Exercise
Copy the listing verbatim, excluding any images found in it.

Data provided
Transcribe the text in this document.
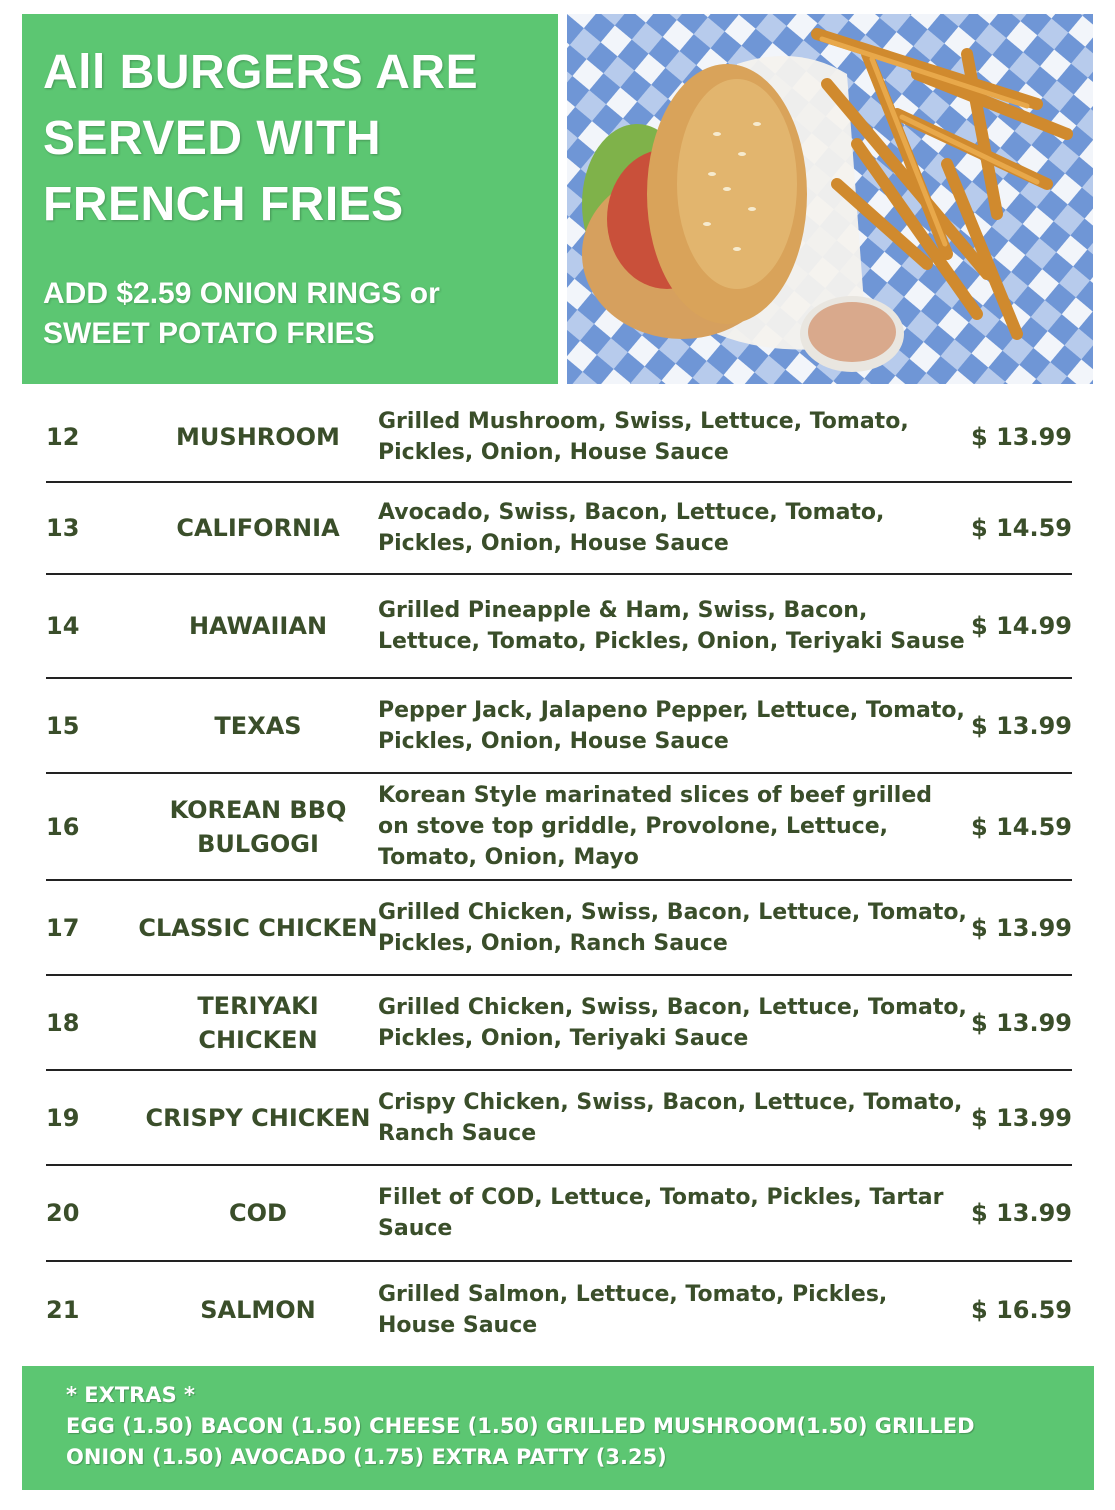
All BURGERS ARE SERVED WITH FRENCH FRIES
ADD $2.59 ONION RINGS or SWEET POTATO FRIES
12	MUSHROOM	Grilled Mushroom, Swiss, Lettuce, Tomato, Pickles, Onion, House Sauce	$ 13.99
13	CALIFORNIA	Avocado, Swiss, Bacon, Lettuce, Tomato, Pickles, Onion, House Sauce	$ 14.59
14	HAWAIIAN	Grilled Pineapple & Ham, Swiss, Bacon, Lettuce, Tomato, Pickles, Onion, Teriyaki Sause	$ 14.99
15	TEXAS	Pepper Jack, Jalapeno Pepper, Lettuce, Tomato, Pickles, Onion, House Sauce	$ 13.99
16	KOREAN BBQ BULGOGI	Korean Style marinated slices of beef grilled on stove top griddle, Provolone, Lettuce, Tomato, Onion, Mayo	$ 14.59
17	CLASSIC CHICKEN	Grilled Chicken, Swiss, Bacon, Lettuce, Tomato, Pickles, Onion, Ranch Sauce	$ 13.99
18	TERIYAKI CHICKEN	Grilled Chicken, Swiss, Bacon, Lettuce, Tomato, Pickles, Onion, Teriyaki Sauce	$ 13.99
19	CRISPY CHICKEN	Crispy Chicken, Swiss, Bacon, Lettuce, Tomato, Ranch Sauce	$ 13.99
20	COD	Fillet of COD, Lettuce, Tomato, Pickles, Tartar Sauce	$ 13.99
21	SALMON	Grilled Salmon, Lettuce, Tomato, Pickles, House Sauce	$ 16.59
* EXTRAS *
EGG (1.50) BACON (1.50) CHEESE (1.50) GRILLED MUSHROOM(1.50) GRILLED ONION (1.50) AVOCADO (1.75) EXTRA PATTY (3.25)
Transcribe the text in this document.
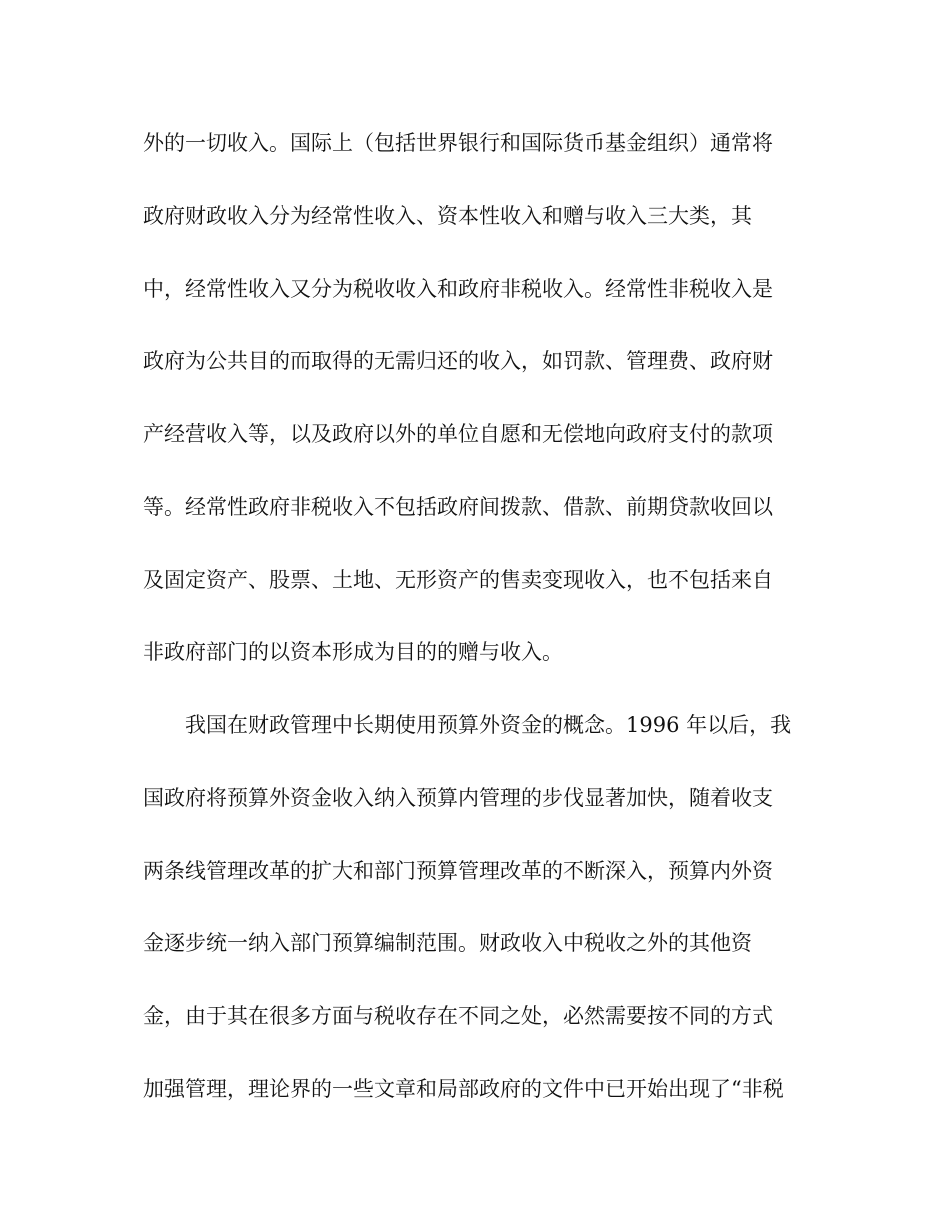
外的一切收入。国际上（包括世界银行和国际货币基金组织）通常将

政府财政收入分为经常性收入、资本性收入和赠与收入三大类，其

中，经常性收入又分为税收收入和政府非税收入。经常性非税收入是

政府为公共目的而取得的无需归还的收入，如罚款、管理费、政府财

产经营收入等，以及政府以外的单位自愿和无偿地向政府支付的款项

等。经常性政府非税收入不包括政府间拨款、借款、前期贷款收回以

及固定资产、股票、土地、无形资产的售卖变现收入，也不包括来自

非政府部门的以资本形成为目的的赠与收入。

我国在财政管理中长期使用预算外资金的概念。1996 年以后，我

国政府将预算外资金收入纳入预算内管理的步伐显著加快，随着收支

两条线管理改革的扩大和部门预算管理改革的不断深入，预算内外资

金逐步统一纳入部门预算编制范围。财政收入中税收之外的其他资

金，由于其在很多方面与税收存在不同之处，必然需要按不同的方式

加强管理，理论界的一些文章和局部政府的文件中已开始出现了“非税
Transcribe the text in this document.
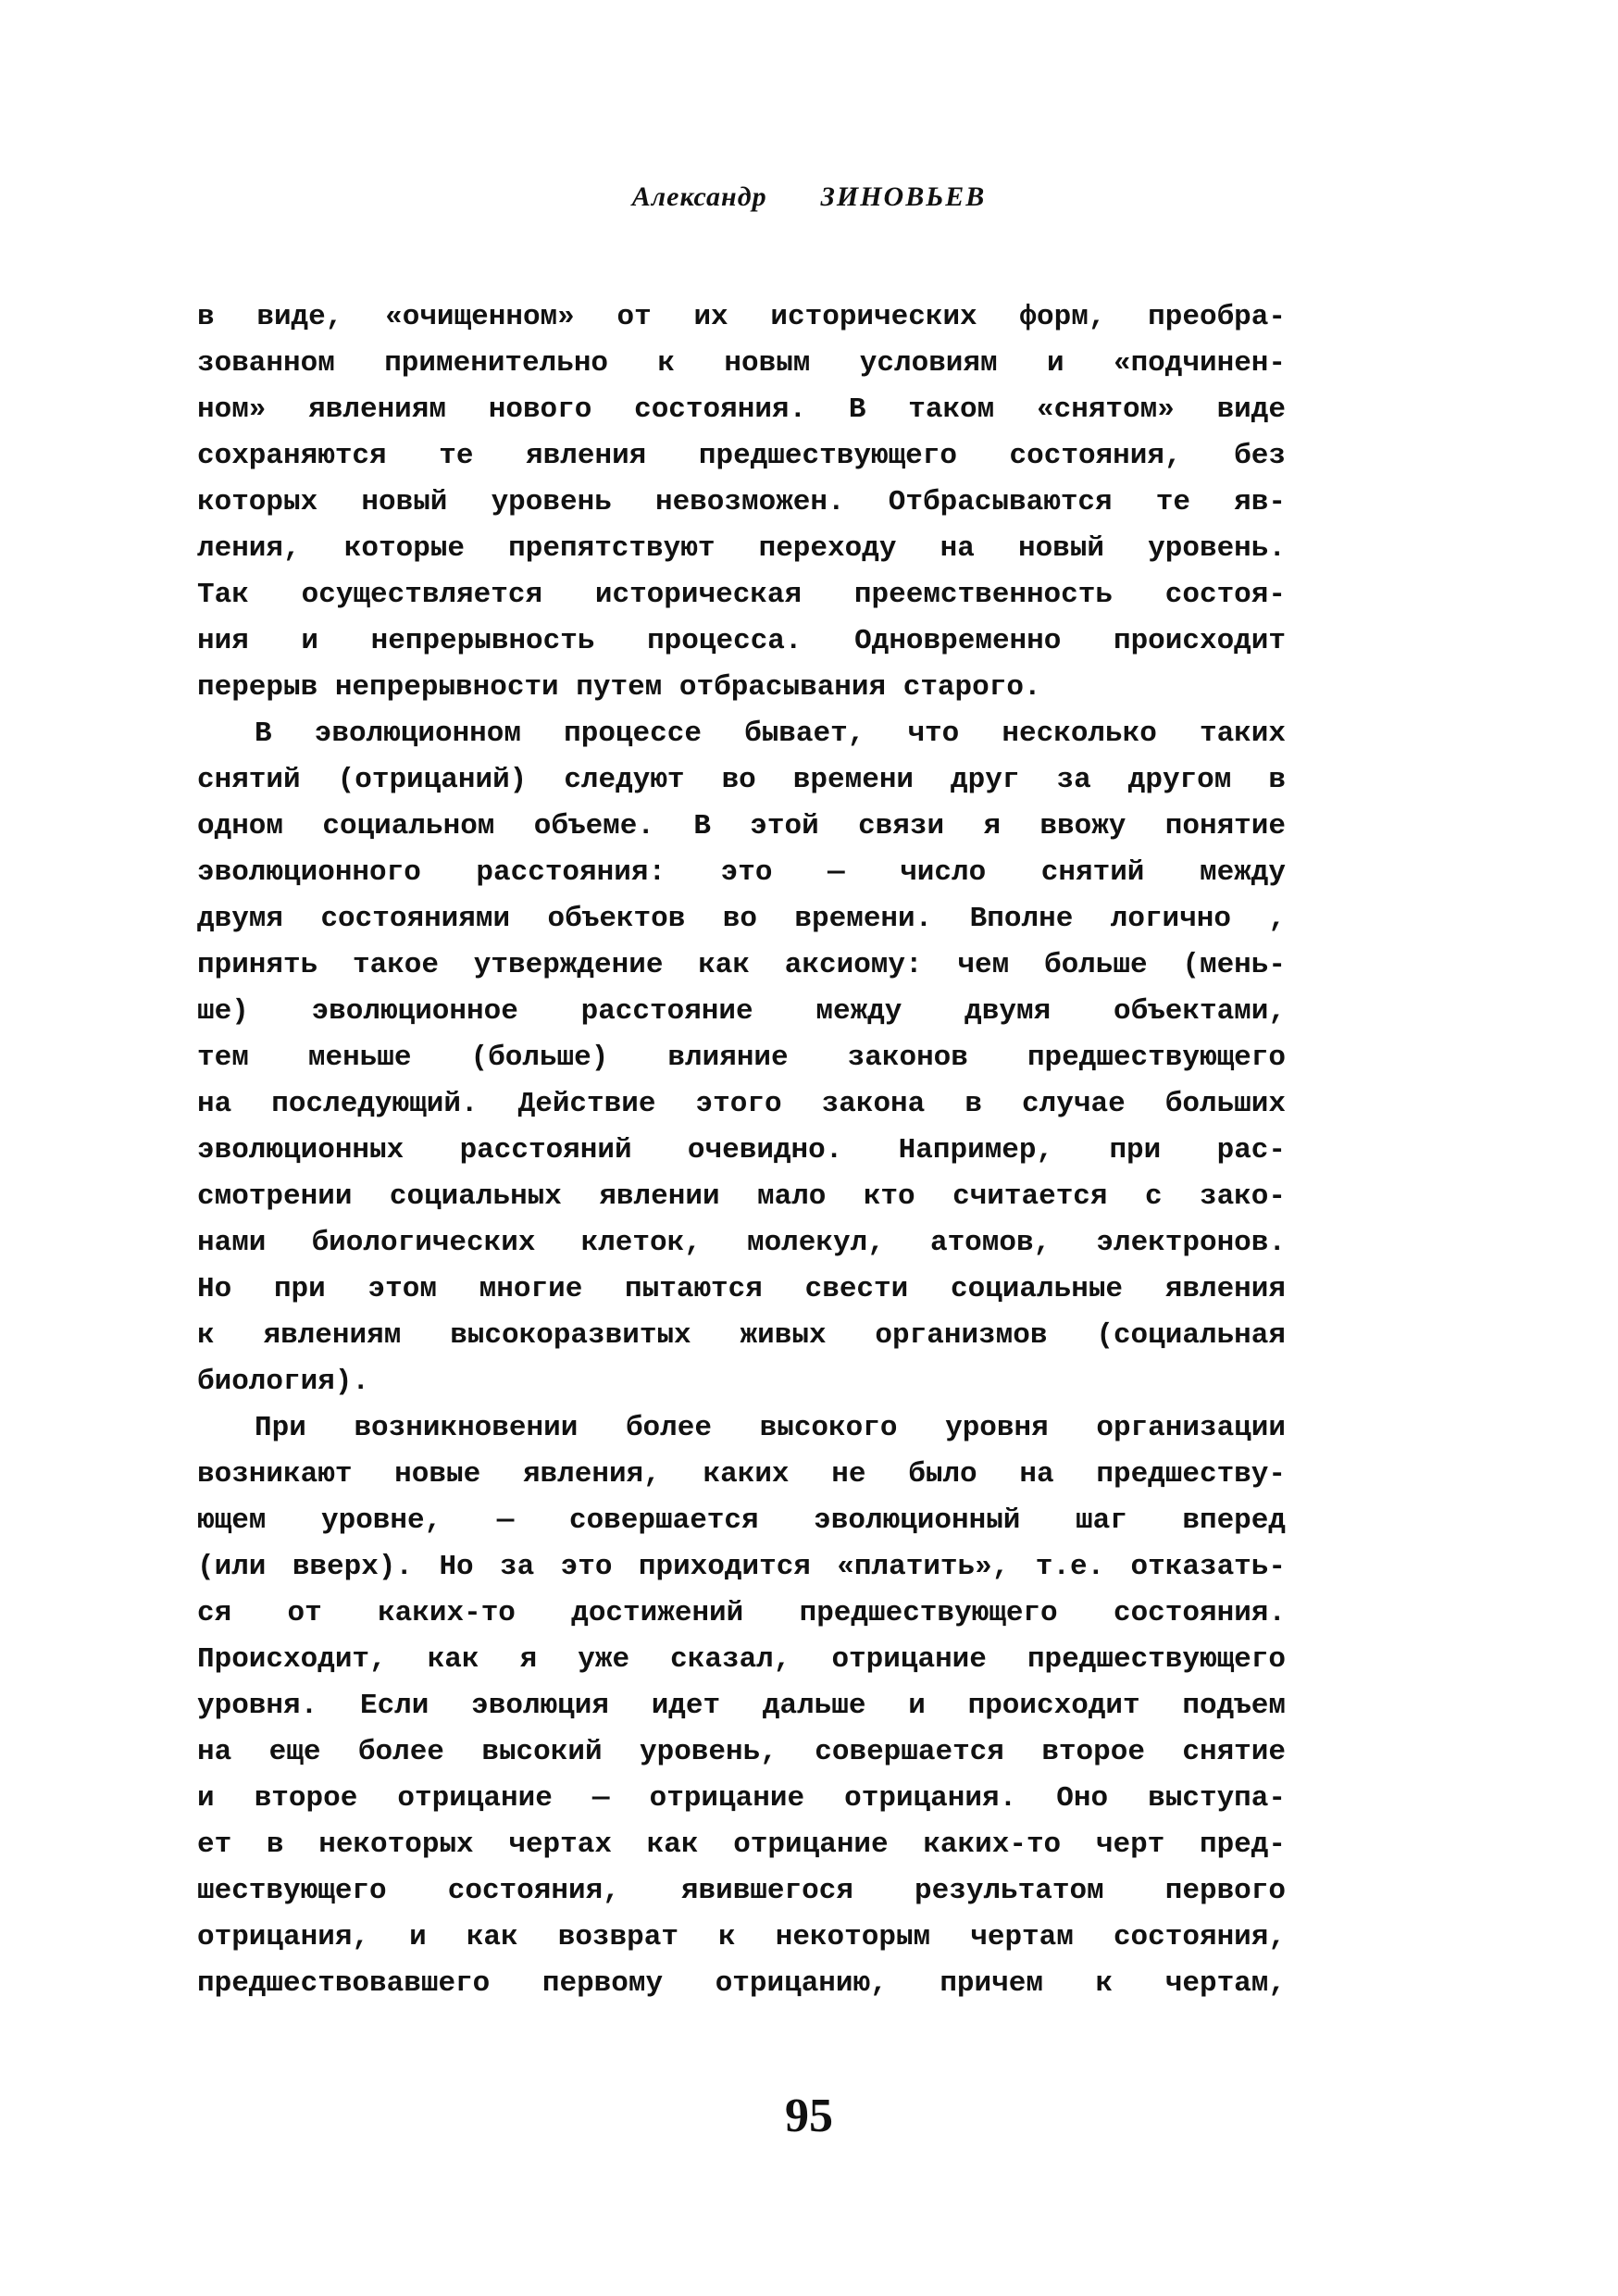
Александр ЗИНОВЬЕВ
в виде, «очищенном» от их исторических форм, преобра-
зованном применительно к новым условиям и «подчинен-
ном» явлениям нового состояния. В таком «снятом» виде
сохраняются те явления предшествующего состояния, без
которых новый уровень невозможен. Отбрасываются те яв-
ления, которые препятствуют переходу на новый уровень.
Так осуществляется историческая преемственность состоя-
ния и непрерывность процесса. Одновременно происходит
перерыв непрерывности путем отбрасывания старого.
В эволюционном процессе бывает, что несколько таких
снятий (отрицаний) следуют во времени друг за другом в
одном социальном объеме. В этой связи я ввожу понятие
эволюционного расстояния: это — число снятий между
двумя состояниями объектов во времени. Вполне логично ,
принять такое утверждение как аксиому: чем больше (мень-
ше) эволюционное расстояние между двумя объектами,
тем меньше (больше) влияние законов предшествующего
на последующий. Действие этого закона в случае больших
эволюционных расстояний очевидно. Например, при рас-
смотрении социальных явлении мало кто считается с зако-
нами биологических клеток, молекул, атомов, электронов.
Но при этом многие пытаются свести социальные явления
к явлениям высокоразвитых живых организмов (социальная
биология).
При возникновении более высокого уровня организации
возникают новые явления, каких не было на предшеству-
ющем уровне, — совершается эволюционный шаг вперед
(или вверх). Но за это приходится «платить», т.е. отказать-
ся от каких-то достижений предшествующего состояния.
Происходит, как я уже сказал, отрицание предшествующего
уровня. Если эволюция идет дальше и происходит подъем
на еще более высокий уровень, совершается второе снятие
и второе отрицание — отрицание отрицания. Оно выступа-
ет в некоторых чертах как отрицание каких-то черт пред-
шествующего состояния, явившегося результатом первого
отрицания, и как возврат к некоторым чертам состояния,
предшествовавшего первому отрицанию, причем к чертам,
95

Result below
Transcribe the text in this document.
All BURGERS ARE SERVED WITH FRENCH FRIES
ADD $2.59 ONION RINGS or SWEET POTATO FRIES
12	MUSHROOM	Grilled Mushroom, Swiss, Lettuce, Tomato, Pickles, Onion, House Sauce	$ 13.99
13	CALIFORNIA	Avocado, Swiss, Bacon, Lettuce, Tomato, Pickles, Onion, House Sauce	$ 14.59
14	HAWAIIAN	Grilled Pineapple & Ham, Swiss, Bacon, Lettuce, Tomato, Pickles, Onion, Teriyaki Sause	$ 14.99
15	TEXAS	Pepper Jack, Jalapeno Pepper, Lettuce, Tomato, Pickles, Onion, House Sauce	$ 13.99
16	KOREAN BBQ BULGOGI	Korean Style marinated slices of beef grilled on stove top griddle, Provolone, Lettuce, Tomato, Onion, Mayo	$ 14.59
17	CLASSIC CHICKEN	Grilled Chicken, Swiss, Bacon, Lettuce, Tomato, Pickles, Onion, Ranch Sauce	$ 13.99
18	TERIYAKI CHICKEN	Grilled Chicken, Swiss, Bacon, Lettuce, Tomato, Pickles, Onion, Teriyaki Sauce	$ 13.99
19	CRISPY CHICKEN	Crispy Chicken, Swiss, Bacon, Lettuce, Tomato, Ranch Sauce	$ 13.99
20	COD	Fillet of COD, Lettuce, Tomato, Pickles, Tartar Sauce	$ 13.99
21	SALMON	Grilled Salmon, Lettuce, Tomato, Pickles, House Sauce	$ 16.59
* EXTRAS *
EGG (1.50) BACON (1.50) CHEESE (1.50) GRILLED MUSHROOM(1.50) GRILLED ONION (1.50) AVOCADO (1.75) EXTRA PATTY (3.25)
Transcribe the text in this document.
外的一切收入。国际上（包括世界银行和国际货币基金组织）通常将

政府财政收入分为经常性收入、资本性收入和赠与收入三大类，其

中，经常性收入又分为税收收入和政府非税收入。经常性非税收入是

政府为公共目的而取得的无需归还的收入，如罚款、管理费、政府财

产经营收入等，以及政府以外的单位自愿和无偿地向政府支付的款项

等。经常性政府非税收入不包括政府间拨款、借款、前期贷款收回以

及固定资产、股票、土地、无形资产的售卖变现收入，也不包括来自

非政府部门的以资本形成为目的的赠与收入。

我国在财政管理中长期使用预算外资金的概念。1996 年以后，我

国政府将预算外资金收入纳入预算内管理的步伐显著加快，随着收支

两条线管理改革的扩大和部门预算管理改革的不断深入，预算内外资

金逐步统一纳入部门预算编制范围。财政收入中税收之外的其他资

金，由于其在很多方面与税收存在不同之处，必然需要按不同的方式

加强管理，理论界的一些文章和局部政府的文件中已开始出现了“非税
Transcribe the text in this document.
Александр ЗИНОВЬЕВ
в виде, «очищенном» от их исторических форм, преобра-
зованном применительно к новым условиям и «подчинен-
ном» явлениям нового состояния. В таком «снятом» виде
сохраняются те явления предшествующего состояния, без
которых новый уровень невозможен. Отбрасываются те яв-
ления, которые препятствуют переходу на новый уровень.
Так осуществляется историческая преемственность состоя-
ния и непрерывность процесса. Одновременно происходит
перерыв непрерывности путем отбрасывания старого.
В эволюционном процессе бывает, что несколько таких
снятий (отрицаний) следуют во времени друг за другом в
одном социальном объеме. В этой связи я ввожу понятие
эволюционного расстояния: это — число снятий между
двумя состояниями объектов во времени. Вполне логично ,
принять такое утверждение как аксиому: чем больше (мень-
ше) эволюционное расстояние между двумя объектами,
тем меньше (больше) влияние законов предшествующего
на последующий. Действие этого закона в случае больших
эволюционных расстояний очевидно. Например, при рас-
смотрении социальных явлении мало кто считается с зако-
нами биологических клеток, молекул, атомов, электронов.
Но при этом многие пытаются свести социальные явления
к явлениям высокоразвитых живых организмов (социальная
биология).
При возникновении более высокого уровня организации
возникают новые явления, каких не было на предшеству-
ющем уровне, — совершается эволюционный шаг вперед
(или вверх). Но за это приходится «платить», т.е. отказать-
ся от каких-то достижений предшествующего состояния.
Происходит, как я уже сказал, отрицание предшествующего
уровня. Если эволюция идет дальше и происходит подъем
на еще более высокий уровень, совершается второе снятие
и второе отрицание — отрицание отрицания. Оно выступа-
ет в некоторых чертах как отрицание каких-то черт пред-
шествующего состояния, явившегося результатом первого
отрицания, и как возврат к некоторым чертам состояния,
предшествовавшего первому отрицанию, причем к чертам,
95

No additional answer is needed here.